====== The records ======

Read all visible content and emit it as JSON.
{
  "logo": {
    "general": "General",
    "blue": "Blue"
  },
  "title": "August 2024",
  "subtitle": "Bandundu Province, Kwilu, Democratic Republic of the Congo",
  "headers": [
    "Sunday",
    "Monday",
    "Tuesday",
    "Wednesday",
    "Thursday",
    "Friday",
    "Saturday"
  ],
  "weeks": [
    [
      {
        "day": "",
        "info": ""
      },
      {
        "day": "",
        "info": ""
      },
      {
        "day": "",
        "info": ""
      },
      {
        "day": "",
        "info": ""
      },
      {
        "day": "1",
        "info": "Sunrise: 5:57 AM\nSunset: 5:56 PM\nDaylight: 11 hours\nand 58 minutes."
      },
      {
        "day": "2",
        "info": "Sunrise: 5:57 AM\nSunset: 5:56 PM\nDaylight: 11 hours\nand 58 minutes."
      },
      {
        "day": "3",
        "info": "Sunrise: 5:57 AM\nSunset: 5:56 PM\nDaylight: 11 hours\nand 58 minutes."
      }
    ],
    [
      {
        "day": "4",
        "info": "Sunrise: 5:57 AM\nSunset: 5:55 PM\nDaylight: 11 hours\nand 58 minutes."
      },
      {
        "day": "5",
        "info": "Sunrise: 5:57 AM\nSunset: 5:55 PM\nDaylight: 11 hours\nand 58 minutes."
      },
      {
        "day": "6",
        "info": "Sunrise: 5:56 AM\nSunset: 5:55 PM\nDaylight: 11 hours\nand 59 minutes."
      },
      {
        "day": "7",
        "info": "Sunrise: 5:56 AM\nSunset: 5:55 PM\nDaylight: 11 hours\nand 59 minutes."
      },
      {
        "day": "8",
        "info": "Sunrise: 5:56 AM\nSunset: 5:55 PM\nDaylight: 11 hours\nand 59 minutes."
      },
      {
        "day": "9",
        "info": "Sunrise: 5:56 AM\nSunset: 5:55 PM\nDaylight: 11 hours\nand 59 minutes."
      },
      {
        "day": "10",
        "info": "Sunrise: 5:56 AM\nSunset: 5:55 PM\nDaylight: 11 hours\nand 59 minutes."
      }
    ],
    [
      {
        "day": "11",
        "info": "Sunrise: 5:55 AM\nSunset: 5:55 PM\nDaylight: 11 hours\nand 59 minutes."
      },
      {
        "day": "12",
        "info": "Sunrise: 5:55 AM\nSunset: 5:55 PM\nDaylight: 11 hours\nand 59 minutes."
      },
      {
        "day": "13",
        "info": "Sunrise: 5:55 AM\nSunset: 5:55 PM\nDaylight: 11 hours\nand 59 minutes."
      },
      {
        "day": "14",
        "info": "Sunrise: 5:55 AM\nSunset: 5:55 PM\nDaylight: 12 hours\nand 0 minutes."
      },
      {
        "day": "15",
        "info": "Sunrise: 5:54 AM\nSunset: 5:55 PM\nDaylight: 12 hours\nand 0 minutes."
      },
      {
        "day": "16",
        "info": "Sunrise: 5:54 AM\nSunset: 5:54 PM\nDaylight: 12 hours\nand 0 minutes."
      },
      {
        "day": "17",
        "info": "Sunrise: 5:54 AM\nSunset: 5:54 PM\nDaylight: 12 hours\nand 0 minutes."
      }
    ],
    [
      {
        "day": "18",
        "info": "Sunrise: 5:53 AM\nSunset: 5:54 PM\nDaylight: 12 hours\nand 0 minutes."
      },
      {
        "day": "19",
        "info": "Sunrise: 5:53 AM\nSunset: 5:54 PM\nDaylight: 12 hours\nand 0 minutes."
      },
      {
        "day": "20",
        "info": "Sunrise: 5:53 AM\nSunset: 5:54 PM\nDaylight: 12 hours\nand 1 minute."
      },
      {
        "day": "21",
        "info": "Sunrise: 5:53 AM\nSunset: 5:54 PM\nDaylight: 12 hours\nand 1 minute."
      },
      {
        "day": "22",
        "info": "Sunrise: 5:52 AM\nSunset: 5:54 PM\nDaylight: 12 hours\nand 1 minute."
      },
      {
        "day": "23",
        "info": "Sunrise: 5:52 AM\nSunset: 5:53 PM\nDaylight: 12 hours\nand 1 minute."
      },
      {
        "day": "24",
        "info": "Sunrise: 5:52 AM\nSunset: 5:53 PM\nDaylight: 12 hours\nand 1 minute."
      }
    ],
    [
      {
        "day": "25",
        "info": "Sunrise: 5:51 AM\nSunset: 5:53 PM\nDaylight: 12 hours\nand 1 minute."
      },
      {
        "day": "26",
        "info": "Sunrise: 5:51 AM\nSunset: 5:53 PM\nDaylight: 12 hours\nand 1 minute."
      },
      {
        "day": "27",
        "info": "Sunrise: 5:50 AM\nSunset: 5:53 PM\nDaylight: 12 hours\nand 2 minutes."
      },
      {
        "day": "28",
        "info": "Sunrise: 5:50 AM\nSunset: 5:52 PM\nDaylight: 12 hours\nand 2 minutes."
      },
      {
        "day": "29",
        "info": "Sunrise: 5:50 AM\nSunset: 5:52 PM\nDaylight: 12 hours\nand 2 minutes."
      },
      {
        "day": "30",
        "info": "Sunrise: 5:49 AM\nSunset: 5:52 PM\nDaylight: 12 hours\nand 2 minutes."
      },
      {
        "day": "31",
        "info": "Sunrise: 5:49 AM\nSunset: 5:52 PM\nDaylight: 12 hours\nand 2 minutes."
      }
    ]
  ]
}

======

Restate every entry word for word.

Read all visible content and emit it as JSON.
{
  "logo": {
    "general": "General",
    "blue": "Blue"
  },
  "title": "August 2024",
  "subtitle": "Bandundu Province, Kwilu, Democratic Republic of the Congo",
  "headers": [
    "Sunday",
    "Monday",
    "Tuesday",
    "Wednesday",
    "Thursday",
    "Friday",
    "Saturday"
  ],
  "weeks": [
    [
      {
        "day": "",
        "info": ""
      },
      {
        "day": "",
        "info": ""
      },
      {
        "day": "",
        "info": ""
      },
      {
        "day": "",
        "info": ""
      },
      {
        "day": "1",
        "info": "Sunrise: 5:57 AM\nSunset: 5:56 PM\nDaylight: 11 hours\nand 58 minutes."
      },
      {
        "day": "2",
        "info": "Sunrise: 5:57 AM\nSunset: 5:56 PM\nDaylight: 11 hours\nand 58 minutes."
      },
      {
        "day": "3",
        "info": "Sunrise: 5:57 AM\nSunset: 5:56 PM\nDaylight: 11 hours\nand 58 minutes."
      }
    ],
    [
      {
        "day": "4",
        "info": "Sunrise: 5:57 AM\nSunset: 5:55 PM\nDaylight: 11 hours\nand 58 minutes."
      },
      {
        "day": "5",
        "info": "Sunrise: 5:57 AM\nSunset: 5:55 PM\nDaylight: 11 hours\nand 58 minutes."
      },
      {
        "day": "6",
        "info": "Sunrise: 5:56 AM\nSunset: 5:55 PM\nDaylight: 11 hours\nand 59 minutes."
      },
      {
        "day": "7",
        "info": "Sunrise: 5:56 AM\nSunset: 5:55 PM\nDaylight: 11 hours\nand 59 minutes."
      },
      {
        "day": "8",
        "info": "Sunrise: 5:56 AM\nSunset: 5:55 PM\nDaylight: 11 hours\nand 59 minutes."
      },
      {
        "day": "9",
        "info": "Sunrise: 5:56 AM\nSunset: 5:55 PM\nDaylight: 11 hours\nand 59 minutes."
      },
      {
        "day": "10",
        "info": "Sunrise: 5:56 AM\nSunset: 5:55 PM\nDaylight: 11 hours\nand 59 minutes."
      }
    ],
    [
      {
        "day": "11",
        "info": "Sunrise: 5:55 AM\nSunset: 5:55 PM\nDaylight: 11 hours\nand 59 minutes."
      },
      {
        "day": "12",
        "info": "Sunrise: 5:55 AM\nSunset: 5:55 PM\nDaylight: 11 hours\nand 59 minutes."
      },
      {
        "day": "13",
        "info": "Sunrise: 5:55 AM\nSunset: 5:55 PM\nDaylight: 11 hours\nand 59 minutes."
      },
      {
        "day": "14",
        "info": "Sunrise: 5:55 AM\nSunset: 5:55 PM\nDaylight: 12 hours\nand 0 minutes."
      },
      {
        "day": "15",
        "info": "Sunrise: 5:54 AM\nSunset: 5:55 PM\nDaylight: 12 hours\nand 0 minutes."
      },
      {
        "day": "16",
        "info": "Sunrise: 5:54 AM\nSunset: 5:54 PM\nDaylight: 12 hours\nand 0 minutes."
      },
      {
        "day": "17",
        "info": "Sunrise: 5:54 AM\nSunset: 5:54 PM\nDaylight: 12 hours\nand 0 minutes."
      }
    ],
    [
      {
        "day": "18",
        "info": "Sunrise: 5:53 AM\nSunset: 5:54 PM\nDaylight: 12 hours\nand 0 minutes."
      },
      {
        "day": "19",
        "info": "Sunrise: 5:53 AM\nSunset: 5:54 PM\nDaylight: 12 hours\nand 0 minutes."
      },
      {
        "day": "20",
        "info": "Sunrise: 5:53 AM\nSunset: 5:54 PM\nDaylight: 12 hours\nand 1 minute."
      },
      {
        "day": "21",
        "info": "Sunrise: 5:53 AM\nSunset: 5:54 PM\nDaylight: 12 hours\nand 1 minute."
      },
      {
        "day": "22",
        "info": "Sunrise: 5:52 AM\nSunset: 5:54 PM\nDaylight: 12 hours\nand 1 minute."
      },
      {
        "day": "23",
        "info": "Sunrise: 5:52 AM\nSunset: 5:53 PM\nDaylight: 12 hours\nand 1 minute."
      },
      {
        "day": "24",
        "info": "Sunrise: 5:52 AM\nSunset: 5:53 PM\nDaylight: 12 hours\nand 1 minute."
      }
    ],
    [
      {
        "day": "25",
        "info": "Sunrise: 5:51 AM\nSunset: 5:53 PM\nDaylight: 12 hours\nand 1 minute."
      },
      {
        "day": "26",
        "info": "Sunrise: 5:51 AM\nSunset: 5:53 PM\nDaylight: 12 hours\nand 1 minute."
      },
      {
        "day": "27",
        "info": "Sunrise: 5:50 AM\nSunset: 5:53 PM\nDaylight: 12 hours\nand 2 minutes."
      },
      {
        "day": "28",
        "info": "Sunrise: 5:50 AM\nSunset: 5:52 PM\nDaylight: 12 hours\nand 2 minutes."
      },
      {
        "day": "29",
        "info": "Sunrise: 5:50 AM\nSunset: 5:52 PM\nDaylight: 12 hours\nand 2 minutes."
      },
      {
        "day": "30",
        "info": "Sunrise: 5:49 AM\nSunset: 5:52 PM\nDaylight: 12 hours\nand 2 minutes."
      },
      {
        "day": "31",
        "info": "Sunrise: 5:49 AM\nSunset: 5:52 PM\nDaylight: 12 hours\nand 2 minutes."
      }
    ]
  ]
}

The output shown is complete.